## Instructions to follow
Reproduce the data below in full and exclude every picture.

Data entries for graphics
○ ○ ○ ○ ○
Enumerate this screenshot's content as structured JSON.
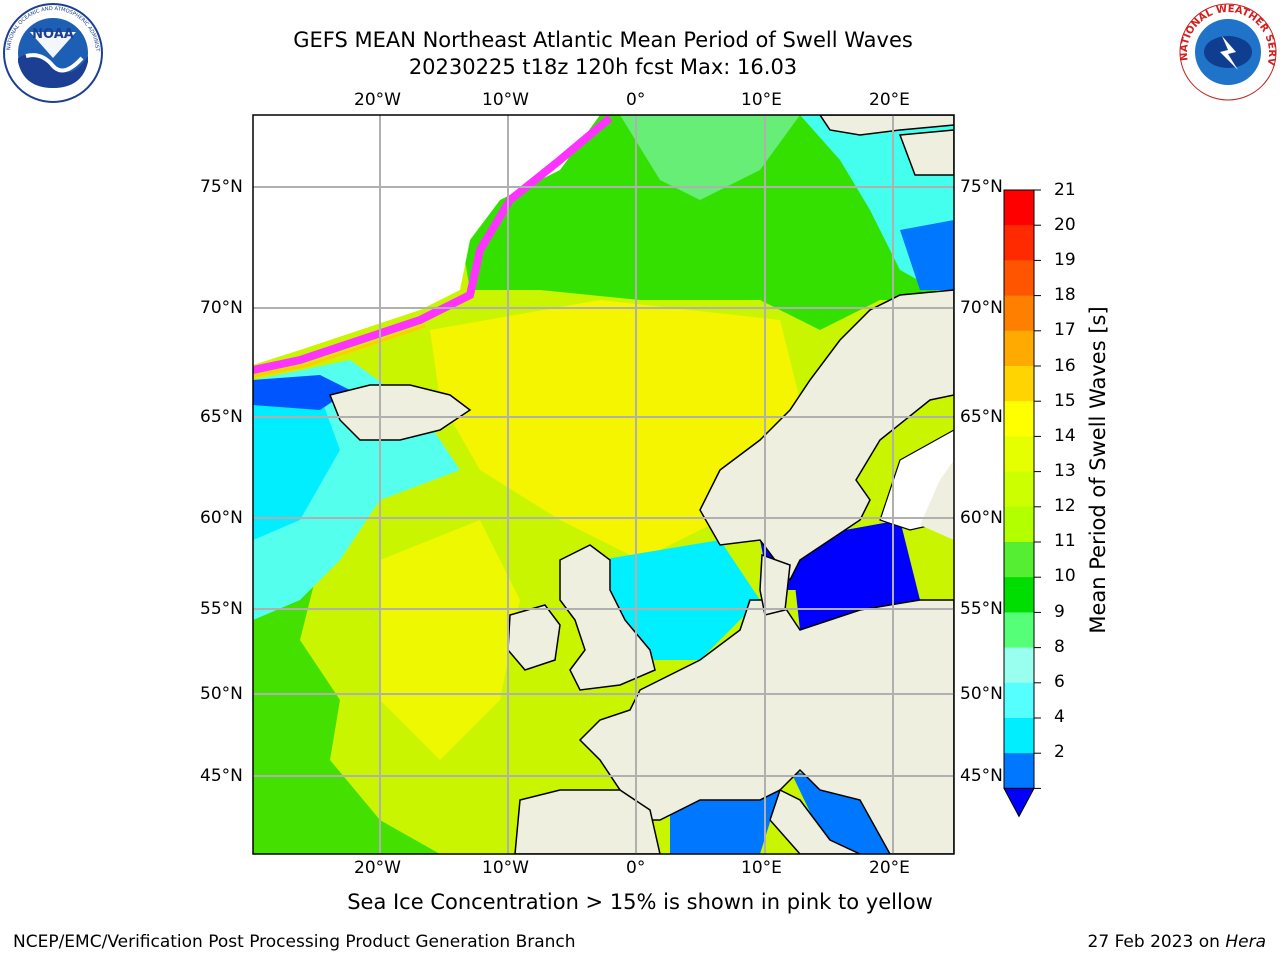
{
  "header": {
    "title_line1": "GEFS MEAN Northeast Atlantic Mean Period of Swell Waves",
    "title_line2": "20230225 t18z 120h fcst   Max: 16.03"
  },
  "logos": {
    "left": "NOAA",
    "left_ring_text": "NATIONAL OCEANIC AND ATMOSPHERIC ADMINISTRATION · U.S. DEPARTMENT OF COMMERCE",
    "right_ring_text": "NATIONAL WEATHER SERVICE"
  },
  "map": {
    "lon_labels": [
      "20°W",
      "10°W",
      "0°",
      "10°E",
      "20°E"
    ],
    "lat_labels": [
      "75°N",
      "70°N",
      "65°N",
      "60°N",
      "55°N",
      "50°N",
      "45°N"
    ],
    "colors": {
      "land": "#efefdf",
      "ice_white": "#ffffff",
      "grid": "#b0b0b0",
      "coast": "#000000"
    }
  },
  "colorbar": {
    "label": "Mean Period of Swell Waves [s]",
    "ticks": [
      "21",
      "20",
      "19",
      "18",
      "17",
      "16",
      "15",
      "14",
      "13",
      "12",
      "11",
      "10",
      "9",
      "8",
      "6",
      "4",
      "2"
    ],
    "colors_top_to_bottom": [
      "#ff0000",
      "#ff2a00",
      "#ff5500",
      "#ff7f00",
      "#ffaa00",
      "#ffd400",
      "#ffff00",
      "#e6ff00",
      "#ccff00",
      "#b2ff00",
      "#55ee33",
      "#00dd00",
      "#55ff77",
      "#99ffee",
      "#55ffff",
      "#00eeff",
      "#0077ff"
    ],
    "extend_color": "#0000ff"
  },
  "footer": {
    "note": "Sea Ice Concentration > 15% is shown in pink to yellow",
    "credit": "NCEP/EMC/Verification Post Processing Product Generation Branch",
    "date": "27 Feb 2023 on ",
    "machine": "Hera"
  }
}
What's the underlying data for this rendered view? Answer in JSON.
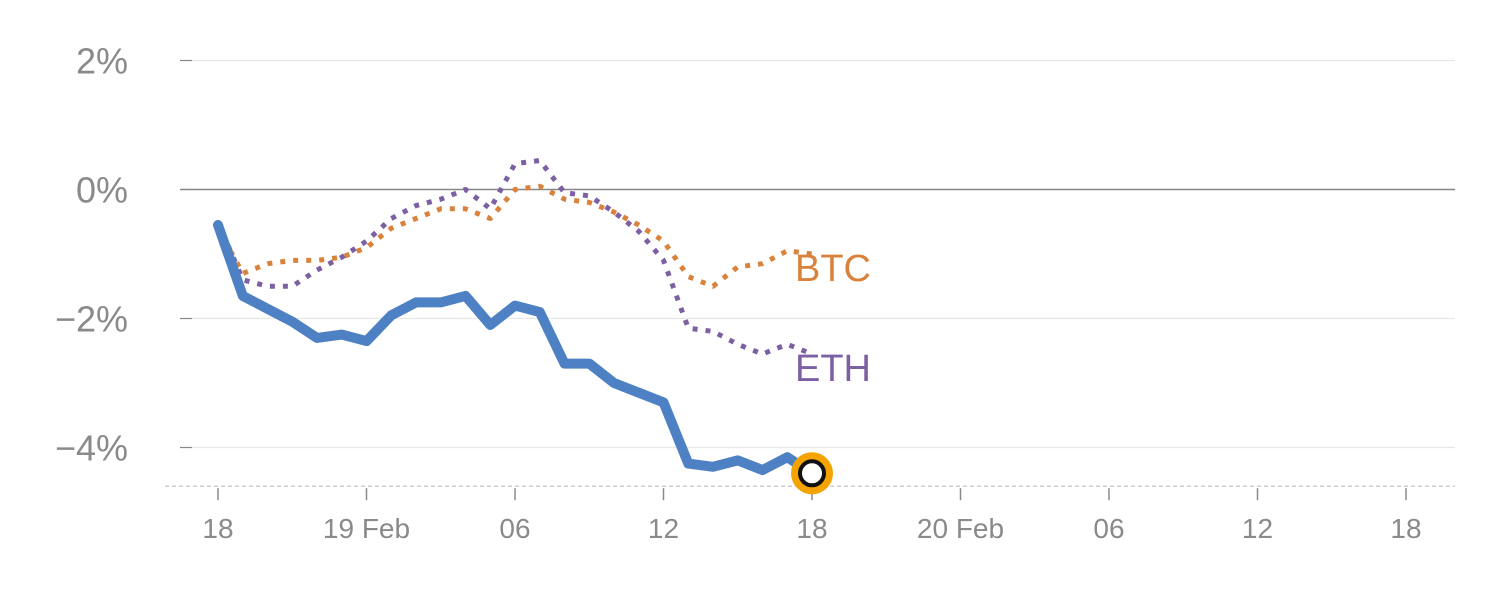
{
  "chart_data": {
    "type": "line",
    "title": "",
    "xlabel": "",
    "ylabel": "",
    "ylim": [
      -4.6,
      2.2
    ],
    "xlim": [
      -1,
      49
    ],
    "y_ticks": [
      2,
      0,
      -2,
      -4
    ],
    "y_tick_labels": [
      "2%",
      "0%",
      "−2%",
      "−4%"
    ],
    "x_ticks": [
      0,
      6,
      12,
      18,
      24,
      30,
      36,
      42,
      48
    ],
    "x_tick_labels": [
      "18",
      "19 Feb",
      "06",
      "12",
      "18",
      "20 Feb",
      "06",
      "12",
      "18"
    ],
    "colors": {
      "main": "#4e81c3",
      "btc": "#d9823b",
      "eth": "#7d60a3",
      "marker_ring": "#f5a300",
      "zero_line": "#888888",
      "grid": "#e6e6e6",
      "tick_text": "#8a8a8a"
    },
    "series": [
      {
        "name": "main",
        "style": "solid",
        "x": [
          0,
          1,
          2,
          3,
          4,
          5,
          6,
          7,
          8,
          9,
          10,
          11,
          12,
          13,
          14,
          15,
          16,
          17,
          18,
          19,
          20,
          21,
          22,
          23,
          24
        ],
        "values": [
          -0.55,
          -1.65,
          -1.85,
          -2.05,
          -2.3,
          -2.25,
          -2.35,
          -1.95,
          -1.75,
          -1.75,
          -1.65,
          -2.1,
          -1.8,
          -1.9,
          -2.7,
          -2.7,
          -3.0,
          -3.15,
          -3.3,
          -4.25,
          -4.3,
          -4.2,
          -4.35,
          -4.15,
          -4.4
        ]
      },
      {
        "name": "BTC",
        "style": "dotted",
        "label": "BTC",
        "x": [
          0,
          1,
          2,
          3,
          4,
          5,
          6,
          7,
          8,
          9,
          10,
          11,
          12,
          13,
          14,
          15,
          16,
          17,
          18,
          19,
          20,
          21,
          22,
          23,
          24
        ],
        "values": [
          -0.6,
          -1.3,
          -1.15,
          -1.1,
          -1.1,
          -1.05,
          -0.9,
          -0.6,
          -0.45,
          -0.3,
          -0.3,
          -0.45,
          0.0,
          0.05,
          -0.15,
          -0.2,
          -0.35,
          -0.55,
          -0.8,
          -1.35,
          -1.5,
          -1.2,
          -1.15,
          -0.95,
          -1.0
        ]
      },
      {
        "name": "ETH",
        "style": "dotted",
        "label": "ETH",
        "x": [
          0,
          1,
          2,
          3,
          4,
          5,
          6,
          7,
          8,
          9,
          10,
          11,
          12,
          13,
          14,
          15,
          16,
          17,
          18,
          19,
          20,
          21,
          22,
          23,
          24
        ],
        "values": [
          -0.5,
          -1.4,
          -1.5,
          -1.5,
          -1.25,
          -1.05,
          -0.8,
          -0.45,
          -0.25,
          -0.15,
          0.0,
          -0.3,
          0.4,
          0.45,
          -0.05,
          -0.1,
          -0.35,
          -0.65,
          -1.1,
          -2.15,
          -2.2,
          -2.4,
          -2.55,
          -2.4,
          -2.55
        ]
      }
    ],
    "end_marker": {
      "series": "main",
      "x": 24,
      "y": -4.4
    }
  }
}
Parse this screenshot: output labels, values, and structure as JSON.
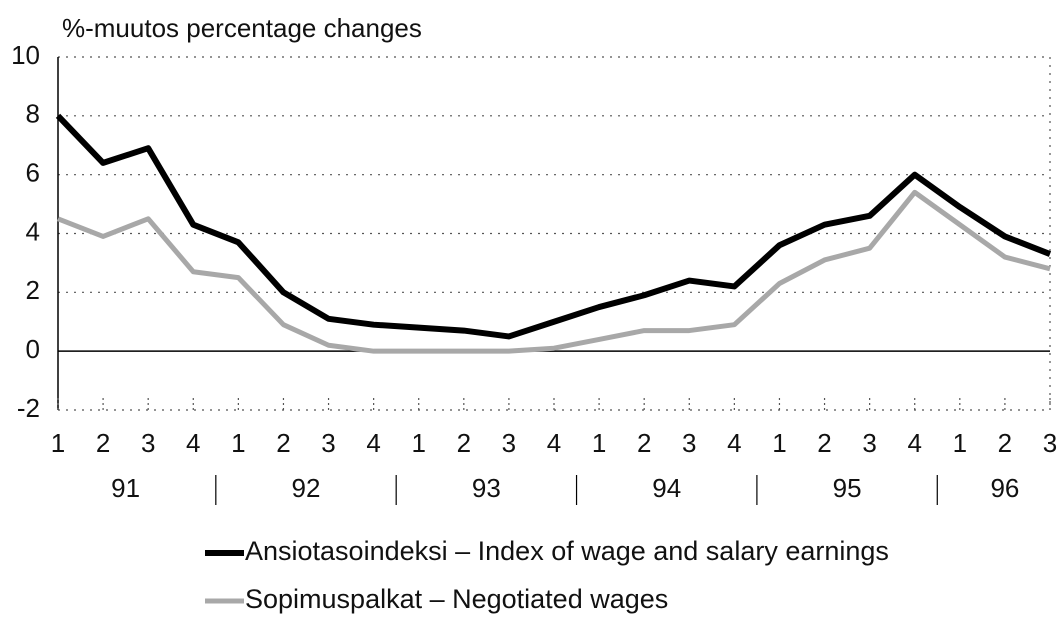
{
  "chart_data": {
    "type": "line",
    "title": "%-muutos  percentage changes",
    "categories": [
      "1",
      "2",
      "3",
      "4",
      "1",
      "2",
      "3",
      "4",
      "1",
      "2",
      "3",
      "4",
      "1",
      "2",
      "3",
      "4",
      "1",
      "2",
      "3",
      "4",
      "1",
      "2",
      "3"
    ],
    "year_labels": [
      "91",
      "92",
      "93",
      "94",
      "95",
      "96"
    ],
    "series": [
      {
        "name": "Ansiotasoindeksi  – Index of wage and salary earnings",
        "color": "#000000",
        "values": [
          8.0,
          6.4,
          6.9,
          4.3,
          3.7,
          2.0,
          1.1,
          0.9,
          0.8,
          0.7,
          0.5,
          1.0,
          1.5,
          1.9,
          2.4,
          2.2,
          3.6,
          4.3,
          4.6,
          6.0,
          4.9,
          3.9,
          3.3
        ]
      },
      {
        "name": "Sopimuspalkat  – Negotiated wages",
        "color": "#a8a8a8",
        "values": [
          4.5,
          3.9,
          4.5,
          2.7,
          2.5,
          0.9,
          0.2,
          0.0,
          0.0,
          0.0,
          0.0,
          0.1,
          0.4,
          0.7,
          0.7,
          0.9,
          2.3,
          3.1,
          3.5,
          5.4,
          4.3,
          3.2,
          2.8
        ]
      }
    ],
    "ylim": [
      -2,
      10
    ],
    "yticks": [
      -2,
      0,
      2,
      4,
      6,
      8,
      10
    ],
    "grid": true
  }
}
○ ○ ○ ○ ○
## The solution
Enumerate this screenshot's content as structured JSON.
{
  "header": {
    "title_line1": "GEFS MEAN Northeast Atlantic Mean Period of Swell Waves",
    "title_line2": "20230225 t18z 120h fcst   Max: 16.03"
  },
  "logos": {
    "left": "NOAA",
    "left_ring_text": "NATIONAL OCEANIC AND ATMOSPHERIC ADMINISTRATION · U.S. DEPARTMENT OF COMMERCE",
    "right_ring_text": "NATIONAL WEATHER SERVICE"
  },
  "map": {
    "lon_labels": [
      "20°W",
      "10°W",
      "0°",
      "10°E",
      "20°E"
    ],
    "lat_labels": [
      "75°N",
      "70°N",
      "65°N",
      "60°N",
      "55°N",
      "50°N",
      "45°N"
    ],
    "colors": {
      "land": "#efefdf",
      "ice_white": "#ffffff",
      "grid": "#b0b0b0",
      "coast": "#000000"
    }
  },
  "colorbar": {
    "label": "Mean Period of Swell Waves [s]",
    "ticks": [
      "21",
      "20",
      "19",
      "18",
      "17",
      "16",
      "15",
      "14",
      "13",
      "12",
      "11",
      "10",
      "9",
      "8",
      "6",
      "4",
      "2"
    ],
    "colors_top_to_bottom": [
      "#ff0000",
      "#ff2a00",
      "#ff5500",
      "#ff7f00",
      "#ffaa00",
      "#ffd400",
      "#ffff00",
      "#e6ff00",
      "#ccff00",
      "#b2ff00",
      "#55ee33",
      "#00dd00",
      "#55ff77",
      "#99ffee",
      "#55ffff",
      "#00eeff",
      "#0077ff"
    ],
    "extend_color": "#0000ff"
  },
  "footer": {
    "note": "Sea Ice Concentration > 15% is shown in pink to yellow",
    "credit": "NCEP/EMC/Verification Post Processing Product Generation Branch",
    "date": "27 Feb 2023 on ",
    "machine": "Hera"
  }
}
What's the underlying data for this rendered view? Answer in JSON.
{
  "chart_data": {
    "type": "line",
    "title": "",
    "xlabel": "",
    "ylabel": "",
    "ylim": [
      -4.6,
      2.2
    ],
    "xlim": [
      -1,
      49
    ],
    "y_ticks": [
      2,
      0,
      -2,
      -4
    ],
    "y_tick_labels": [
      "2%",
      "0%",
      "−2%",
      "−4%"
    ],
    "x_ticks": [
      0,
      6,
      12,
      18,
      24,
      30,
      36,
      42,
      48
    ],
    "x_tick_labels": [
      "18",
      "19 Feb",
      "06",
      "12",
      "18",
      "20 Feb",
      "06",
      "12",
      "18"
    ],
    "colors": {
      "main": "#4e81c3",
      "btc": "#d9823b",
      "eth": "#7d60a3",
      "marker_ring": "#f5a300",
      "zero_line": "#888888",
      "grid": "#e6e6e6",
      "tick_text": "#8a8a8a"
    },
    "series": [
      {
        "name": "main",
        "style": "solid",
        "x": [
          0,
          1,
          2,
          3,
          4,
          5,
          6,
          7,
          8,
          9,
          10,
          11,
          12,
          13,
          14,
          15,
          16,
          17,
          18,
          19,
          20,
          21,
          22,
          23,
          24
        ],
        "values": [
          -0.55,
          -1.65,
          -1.85,
          -2.05,
          -2.3,
          -2.25,
          -2.35,
          -1.95,
          -1.75,
          -1.75,
          -1.65,
          -2.1,
          -1.8,
          -1.9,
          -2.7,
          -2.7,
          -3.0,
          -3.15,
          -3.3,
          -4.25,
          -4.3,
          -4.2,
          -4.35,
          -4.15,
          -4.4
        ]
      },
      {
        "name": "BTC",
        "style": "dotted",
        "label": "BTC",
        "x": [
          0,
          1,
          2,
          3,
          4,
          5,
          6,
          7,
          8,
          9,
          10,
          11,
          12,
          13,
          14,
          15,
          16,
          17,
          18,
          19,
          20,
          21,
          22,
          23,
          24
        ],
        "values": [
          -0.6,
          -1.3,
          -1.15,
          -1.1,
          -1.1,
          -1.05,
          -0.9,
          -0.6,
          -0.45,
          -0.3,
          -0.3,
          -0.45,
          0.0,
          0.05,
          -0.15,
          -0.2,
          -0.35,
          -0.55,
          -0.8,
          -1.35,
          -1.5,
          -1.2,
          -1.15,
          -0.95,
          -1.0
        ]
      },
      {
        "name": "ETH",
        "style": "dotted",
        "label": "ETH",
        "x": [
          0,
          1,
          2,
          3,
          4,
          5,
          6,
          7,
          8,
          9,
          10,
          11,
          12,
          13,
          14,
          15,
          16,
          17,
          18,
          19,
          20,
          21,
          22,
          23,
          24
        ],
        "values": [
          -0.5,
          -1.4,
          -1.5,
          -1.5,
          -1.25,
          -1.05,
          -0.8,
          -0.45,
          -0.25,
          -0.15,
          0.0,
          -0.3,
          0.4,
          0.45,
          -0.05,
          -0.1,
          -0.35,
          -0.65,
          -1.1,
          -2.15,
          -2.2,
          -2.4,
          -2.55,
          -2.4,
          -2.55
        ]
      }
    ],
    "end_marker": {
      "series": "main",
      "x": 24,
      "y": -4.4
    }
  }
}
Parse this screenshot: output labels, values, and structure as JSON.
{
  "chart_data": {
    "type": "line",
    "title": "%-muutos  percentage changes",
    "categories": [
      "1",
      "2",
      "3",
      "4",
      "1",
      "2",
      "3",
      "4",
      "1",
      "2",
      "3",
      "4",
      "1",
      "2",
      "3",
      "4",
      "1",
      "2",
      "3",
      "4",
      "1",
      "2",
      "3"
    ],
    "year_labels": [
      "91",
      "92",
      "93",
      "94",
      "95",
      "96"
    ],
    "series": [
      {
        "name": "Ansiotasoindeksi  – Index of wage and salary earnings",
        "color": "#000000",
        "values": [
          8.0,
          6.4,
          6.9,
          4.3,
          3.7,
          2.0,
          1.1,
          0.9,
          0.8,
          0.7,
          0.5,
          1.0,
          1.5,
          1.9,
          2.4,
          2.2,
          3.6,
          4.3,
          4.6,
          6.0,
          4.9,
          3.9,
          3.3
        ]
      },
      {
        "name": "Sopimuspalkat  – Negotiated wages",
        "color": "#a8a8a8",
        "values": [
          4.5,
          3.9,
          4.5,
          2.7,
          2.5,
          0.9,
          0.2,
          0.0,
          0.0,
          0.0,
          0.0,
          0.1,
          0.4,
          0.7,
          0.7,
          0.9,
          2.3,
          3.1,
          3.5,
          5.4,
          4.3,
          3.2,
          2.8
        ]
      }
    ],
    "ylim": [
      -2,
      10
    ],
    "yticks": [
      -2,
      0,
      2,
      4,
      6,
      8,
      10
    ],
    "grid": true
  }
}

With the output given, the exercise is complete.